*Extracted text*:
───
Power Spectrum and Spectral Analysis

The power spectrum tells you how much power (energy) each frequency component carries:

$P[k] = \frac{1}{N}|X[k]|^2$

where $|X[k]|^2 = \text{Re}(X[k])^2 + \text{Im}(X[k])^2$ .

def compute_power_spectrum(
    signal: np.ndarray,
    fs: float = 1.0,
    window: str = 'hann'
) -> tuple[np.ndarray, np.ndarray]:
    """
    Compute one-sided power spectrum with windowing.

    Windowing reduces spectral leakage - the artifact where energy
    from one frequency bleeds into adjacent frequency bins when
    the signal doesn't fit perfectly in the analysis window.

    Common windows:
    - Hann: good general purpose, -3dB bandwidth = 1.5 bins
    - Hamming: slightly better spectral leakage than Hann
    - Rectangular (no window): sharpest but most leakage
    - Blackman: lowest sidelobes, widest main lobe
    """
    N = len(signal)

    # Apply window
    if window == 'hann':
        w = np.hanning(N)
    elif window == 'hamming':
        w = np.hamming(N)
    elif window == 'blackman':
        w = np.blackman(N)
    else:
        w = np.ones(N)  # rectangular

    windowed = signal * w

    # FFT and power
    X = fft(windowed)
    power = (np.abs(X)**2) / (N * np.sum(w**2))  # normalized

    # One-sided spectrum (positive frequencies only, double for conservation)
    freqs = fftfreq(N, d=1/fs)
    pos_mask = freqs >= 0
    freqs_pos = freqs[pos_mask]
    power_pos = 2 * power[pos_mask]
    power_pos[0] /= 2     # DC component: don't double
    if N % 2 == 0:
        power_pos[-1] /= 2  # Nyquist: don't double

    return freqs_pos, power_pos

freqs, power = compute_power_spectrum(signal, fs=fs, window='hann')

# Find peak frequencies
peak_idx = np.argsort(power)[-5:][::-1]  # top 5 peaks
print("Top frequency components detected:")
───
*Records for processing*:
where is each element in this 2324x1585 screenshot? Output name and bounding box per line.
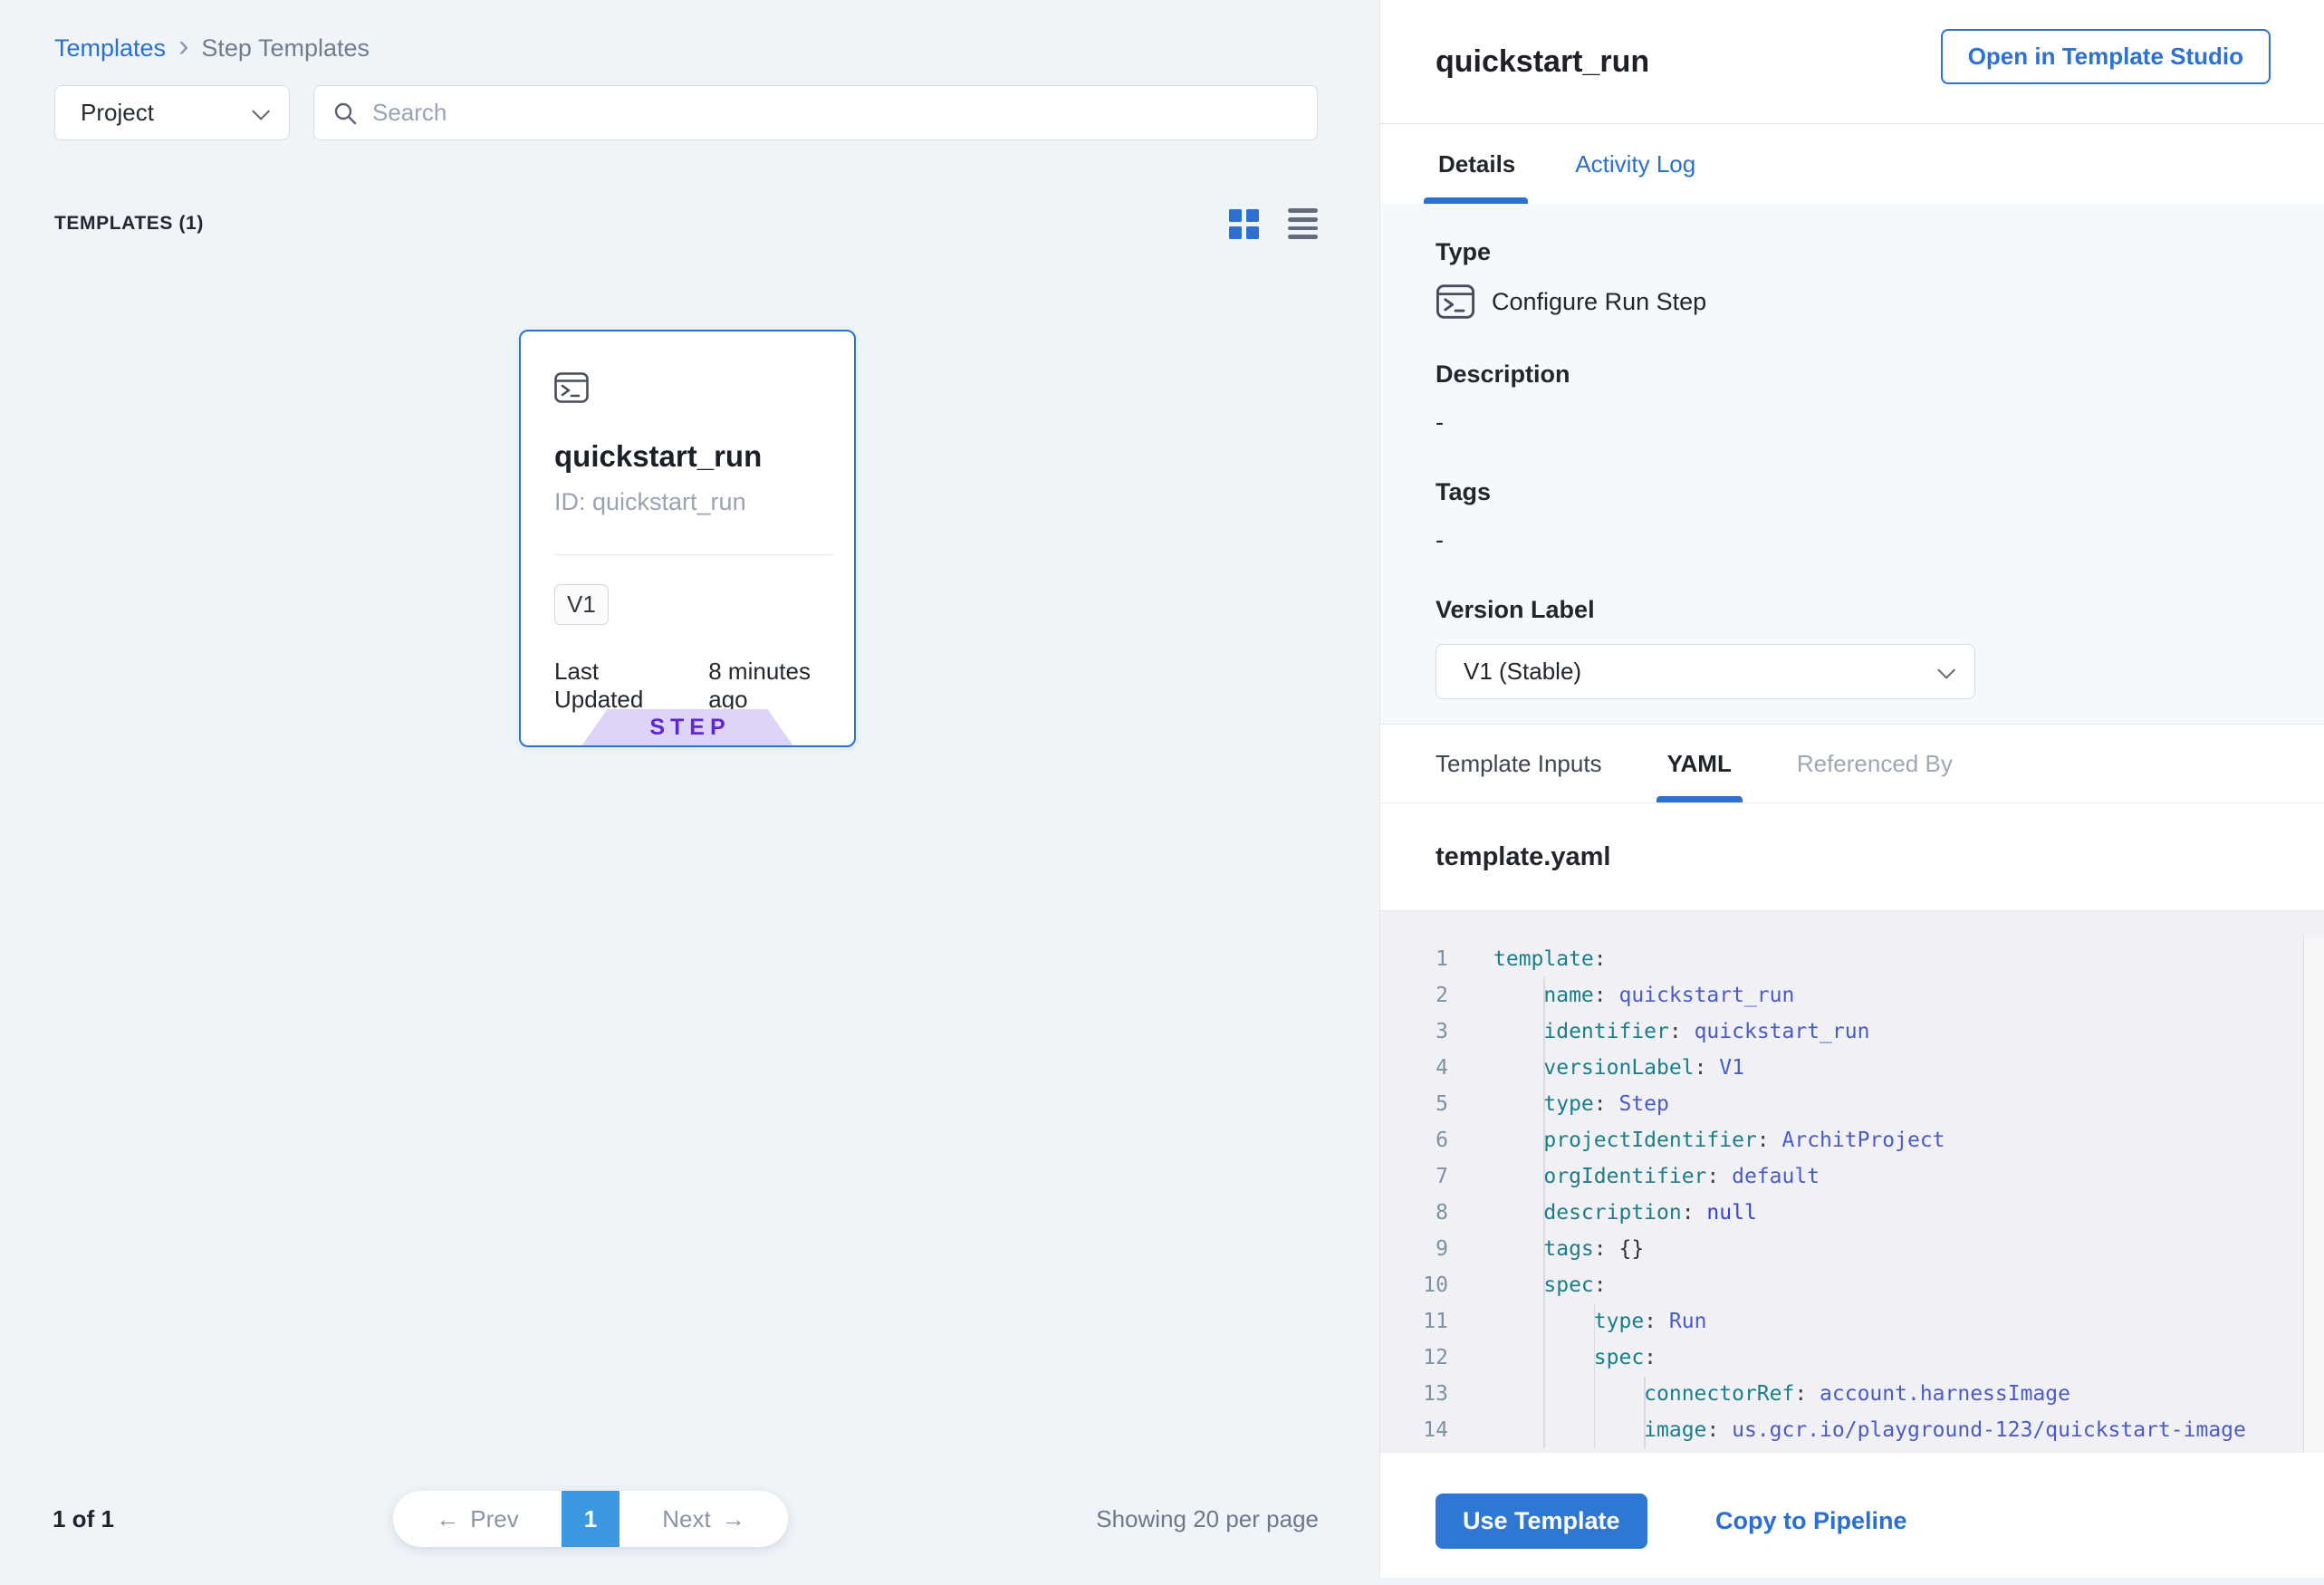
yaml-line: 3 identifier: quickstart_run xyxy=(1380,1013,2324,1050)
details-body: Type Configure Run Step Description - Ta… xyxy=(1380,204,2324,725)
filters-row: Project xyxy=(54,85,1318,140)
yaml-line: 9 tags: {} xyxy=(1380,1231,2324,1267)
details-tab-bar: Details Activity Log xyxy=(1380,125,2324,204)
step-type-ribbon-label: STEP xyxy=(644,715,730,741)
search-input[interactable] xyxy=(372,99,1299,127)
yaml-file-name: template.yaml xyxy=(1436,842,1610,872)
card-divider xyxy=(554,554,832,555)
breadcrumb-current: Step Templates xyxy=(201,34,370,62)
prev-arrow-icon: ← xyxy=(436,1505,459,1533)
yaml-line: 7 orgIdentifier: default xyxy=(1380,1158,2324,1195)
pagination: ← Prev 1 Next → xyxy=(393,1491,788,1547)
template-card[interactable]: quickstart_run ID: quickstart_run V1 Las… xyxy=(519,330,856,747)
page-summary: 1 of 1 xyxy=(53,1505,114,1533)
yaml-line: 4 versionLabel: V1 xyxy=(1380,1050,2324,1086)
description-label: Description xyxy=(1436,360,2324,389)
yaml-line: 11 type: Run xyxy=(1380,1303,2324,1340)
version-select[interactable]: V1 (Stable) xyxy=(1436,644,1975,699)
yaml-line: 12 spec: xyxy=(1380,1340,2324,1376)
yaml-line: 2 name: quickstart_run xyxy=(1380,977,2324,1013)
list-view-icon[interactable] xyxy=(1288,208,1318,239)
prev-label: Prev xyxy=(470,1505,518,1533)
details-actions: Use Template Copy to Pipeline xyxy=(1380,1493,2324,1549)
version-label: Version Label xyxy=(1436,596,2324,624)
yaml-line: 5 type: Step xyxy=(1380,1086,2324,1122)
tab-activity-log[interactable]: Activity Log xyxy=(1575,125,1695,204)
step-type-ribbon: STEP xyxy=(582,709,793,745)
subtab-template-inputs[interactable]: Template Inputs xyxy=(1436,725,1602,802)
grid-view-icon[interactable] xyxy=(1229,209,1259,239)
details-subtab-bar: Template Inputs YAML Referenced By xyxy=(1380,725,2324,803)
per-page-label: Showing 20 per page xyxy=(1096,1505,1319,1533)
breadcrumb-templates-link[interactable]: Templates xyxy=(54,34,166,62)
card-last-updated: Last Updated 8 minutes ago xyxy=(554,658,854,714)
version-badge: V1 xyxy=(554,584,609,625)
next-page-button[interactable]: Next → xyxy=(619,1491,788,1547)
tags-value: - xyxy=(1436,526,2324,554)
chevron-down-icon xyxy=(252,101,270,120)
templates-count-label: TEMPLATES (1) xyxy=(54,213,204,235)
tags-label: Tags xyxy=(1436,478,2324,506)
card-title: quickstart_run xyxy=(554,439,854,474)
last-updated-value: 8 minutes ago xyxy=(708,658,854,714)
yaml-editor[interactable]: 1template:2 name: quickstart_run3 identi… xyxy=(1380,911,2324,1453)
run-step-terminal-icon xyxy=(554,372,589,403)
last-updated-label: Last Updated xyxy=(554,658,692,714)
description-value: - xyxy=(1436,408,2324,437)
yaml-file-header: template.yaml xyxy=(1380,803,2324,911)
current-page-button[interactable]: 1 xyxy=(562,1491,619,1547)
chevron-down-icon xyxy=(1937,660,1955,678)
yaml-line: 8 description: null xyxy=(1380,1195,2324,1231)
details-title: quickstart_run xyxy=(1436,44,1649,80)
use-template-button[interactable]: Use Template xyxy=(1436,1494,1647,1549)
next-arrow-icon: → xyxy=(722,1505,745,1533)
templates-list-panel: Templates › Step Templates Project TEMPL… xyxy=(0,0,1379,1585)
search-icon xyxy=(332,101,358,126)
yaml-code-lines: 1template:2 name: quickstart_run3 identi… xyxy=(1380,911,2324,1448)
yaml-line: 13 connectorRef: account.harnessImage xyxy=(1380,1376,2324,1412)
yaml-line: 1template: xyxy=(1380,941,2324,977)
run-step-terminal-icon xyxy=(1436,284,1475,319)
list-header: TEMPLATES (1) xyxy=(54,208,1318,239)
scope-dropdown-value: Project xyxy=(81,99,154,127)
prev-page-button[interactable]: ← Prev xyxy=(393,1491,562,1547)
template-details-panel: quickstart_run Open in Template Studio D… xyxy=(1379,0,2324,1578)
version-select-value: V1 (Stable) xyxy=(1464,658,1581,686)
open-in-template-studio-button[interactable]: Open in Template Studio xyxy=(1941,29,2271,84)
yaml-line: 6 projectIdentifier: ArchitProject xyxy=(1380,1122,2324,1158)
yaml-line: 10 spec: xyxy=(1380,1267,2324,1303)
next-label: Next xyxy=(662,1505,710,1533)
details-header: quickstart_run Open in Template Studio xyxy=(1380,0,2324,124)
type-label: Type xyxy=(1436,238,2324,266)
breadcrumb-separator-icon: › xyxy=(178,34,188,59)
type-value: Configure Run Step xyxy=(1492,288,1706,316)
yaml-line: 14 image: us.gcr.io/playground-123/quick… xyxy=(1380,1412,2324,1448)
subtab-yaml[interactable]: YAML xyxy=(1667,725,1732,802)
card-id: ID: quickstart_run xyxy=(554,488,854,516)
scope-dropdown[interactable]: Project xyxy=(54,85,290,140)
copy-to-pipeline-link[interactable]: Copy to Pipeline xyxy=(1715,1507,1907,1535)
view-toggles xyxy=(1229,208,1318,239)
breadcrumb: Templates › Step Templates xyxy=(54,34,370,62)
search-box[interactable] xyxy=(313,85,1318,140)
subtab-referenced-by[interactable]: Referenced By xyxy=(1797,725,1953,802)
tab-details[interactable]: Details xyxy=(1438,125,1515,204)
type-value-row: Configure Run Step xyxy=(1436,284,2324,319)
───
*Goals*:
**A)** Rewrite the paragraph beginning "Windowing reduces spectral leakage" from the power spectrum text more briefly, keeping its main facts.
**B)** Please copy out the lines of the records from the line with "yaml-line: 3 identifier: quickstart_run" up to and including the line with "search-input[interactable] xyxy=(372,99,1299,127)".

*Answers to each task*:
**A)** Windowing reduces spectral leakage, where energy from one frequency spills into adjacent frequency bins when the signal doesn't fit the analysis window perfectly.

**B)**
yaml-line: 3 identifier: quickstart_run xyxy=(1380,1013,2324,1050)
details-body: Type Configure Run Step Description - Ta… xyxy=(1380,204,2324,725)
filters-row: Project xyxy=(54,85,1318,140)
yaml-line: 9 tags: {} xyxy=(1380,1231,2324,1267)
details-tab-bar: Details Activity Log xyxy=(1380,125,2324,204)
step-type-ribbon-label: STEP xyxy=(644,715,730,741)
search-input[interactable] xyxy=(372,99,1299,127)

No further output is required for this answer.